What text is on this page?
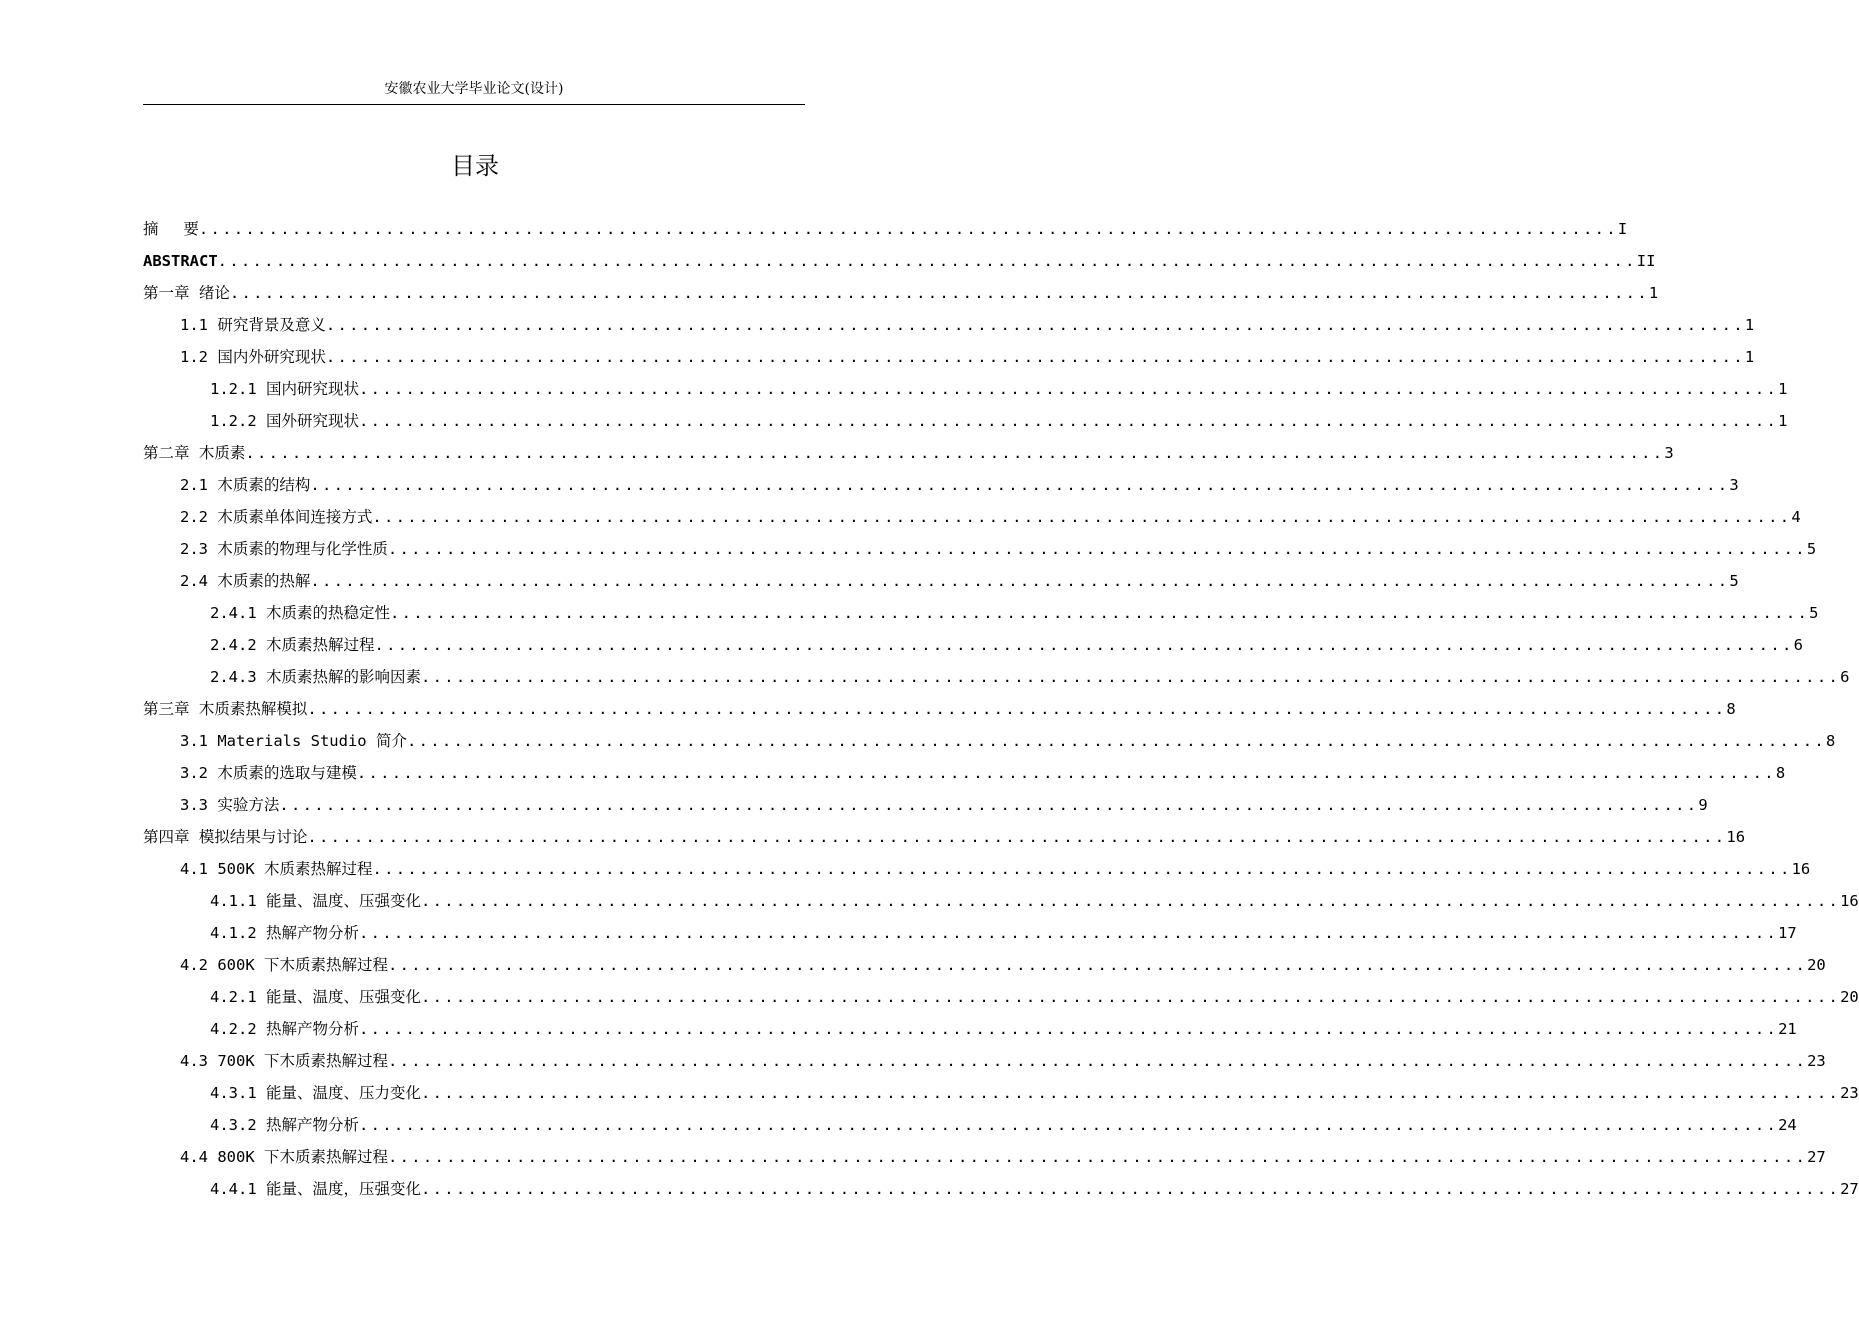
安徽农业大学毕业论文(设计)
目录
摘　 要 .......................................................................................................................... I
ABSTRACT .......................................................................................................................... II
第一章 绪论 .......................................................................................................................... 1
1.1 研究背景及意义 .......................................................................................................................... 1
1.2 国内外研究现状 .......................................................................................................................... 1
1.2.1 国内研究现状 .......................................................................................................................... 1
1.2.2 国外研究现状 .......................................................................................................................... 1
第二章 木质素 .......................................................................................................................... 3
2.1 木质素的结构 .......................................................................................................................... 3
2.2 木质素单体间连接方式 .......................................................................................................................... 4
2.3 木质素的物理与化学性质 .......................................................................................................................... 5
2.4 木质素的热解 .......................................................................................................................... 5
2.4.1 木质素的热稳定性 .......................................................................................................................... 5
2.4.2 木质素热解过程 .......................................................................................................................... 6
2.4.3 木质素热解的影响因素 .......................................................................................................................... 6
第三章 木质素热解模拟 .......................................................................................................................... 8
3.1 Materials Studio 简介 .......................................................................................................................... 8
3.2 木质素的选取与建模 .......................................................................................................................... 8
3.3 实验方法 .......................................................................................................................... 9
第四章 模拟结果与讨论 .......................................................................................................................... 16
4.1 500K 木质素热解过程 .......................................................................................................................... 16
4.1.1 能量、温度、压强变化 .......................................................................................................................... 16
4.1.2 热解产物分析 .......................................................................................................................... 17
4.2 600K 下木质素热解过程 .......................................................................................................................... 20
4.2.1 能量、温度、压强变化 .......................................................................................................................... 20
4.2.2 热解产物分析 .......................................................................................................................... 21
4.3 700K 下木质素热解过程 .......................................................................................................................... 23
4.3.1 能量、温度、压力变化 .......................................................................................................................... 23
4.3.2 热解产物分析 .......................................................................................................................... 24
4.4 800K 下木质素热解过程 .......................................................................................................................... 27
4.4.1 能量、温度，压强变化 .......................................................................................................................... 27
============================================================
Task requirements: Reproduce the data above in full, exactly as it is, with the pictures left out.

Finished answer:
What text is on this page?
安徽农业大学毕业论文(设计)
目录
摘　 要 .......................................................................................................................... I
ABSTRACT .......................................................................................................................... II
第一章 绪论 .......................................................................................................................... 1
1.1 研究背景及意义 .......................................................................................................................... 1
1.2 国内外研究现状 .......................................................................................................................... 1
1.2.1 国内研究现状 .......................................................................................................................... 1
1.2.2 国外研究现状 .......................................................................................................................... 1
第二章 木质素 .......................................................................................................................... 3
2.1 木质素的结构 .......................................................................................................................... 3
2.2 木质素单体间连接方式 .......................................................................................................................... 4
2.3 木质素的物理与化学性质 .......................................................................................................................... 5
2.4 木质素的热解 .......................................................................................................................... 5
2.4.1 木质素的热稳定性 .......................................................................................................................... 5
2.4.2 木质素热解过程 .......................................................................................................................... 6
2.4.3 木质素热解的影响因素 .......................................................................................................................... 6
第三章 木质素热解模拟 .......................................................................................................................... 8
3.1 Materials Studio 简介 .......................................................................................................................... 8
3.2 木质素的选取与建模 .......................................................................................................................... 8
3.3 实验方法 .......................................................................................................................... 9
第四章 模拟结果与讨论 .......................................................................................................................... 16
4.1 500K 木质素热解过程 .......................................................................................................................... 16
4.1.1 能量、温度、压强变化 .......................................................................................................................... 16
4.1.2 热解产物分析 .......................................................................................................................... 17
4.2 600K 下木质素热解过程 .......................................................................................................................... 20
4.2.1 能量、温度、压强变化 .......................................................................................................................... 20
4.2.2 热解产物分析 .......................................................................................................................... 21
4.3 700K 下木质素热解过程 .......................................................................................................................... 23
4.3.1 能量、温度、压力变化 .......................................................................................................................... 23
4.3.2 热解产物分析 .......................................................................................................................... 24
4.4 800K 下木质素热解过程 .......................................................................................................................... 27
4.4.1 能量、温度，压强变化 .......................................................................................................................... 27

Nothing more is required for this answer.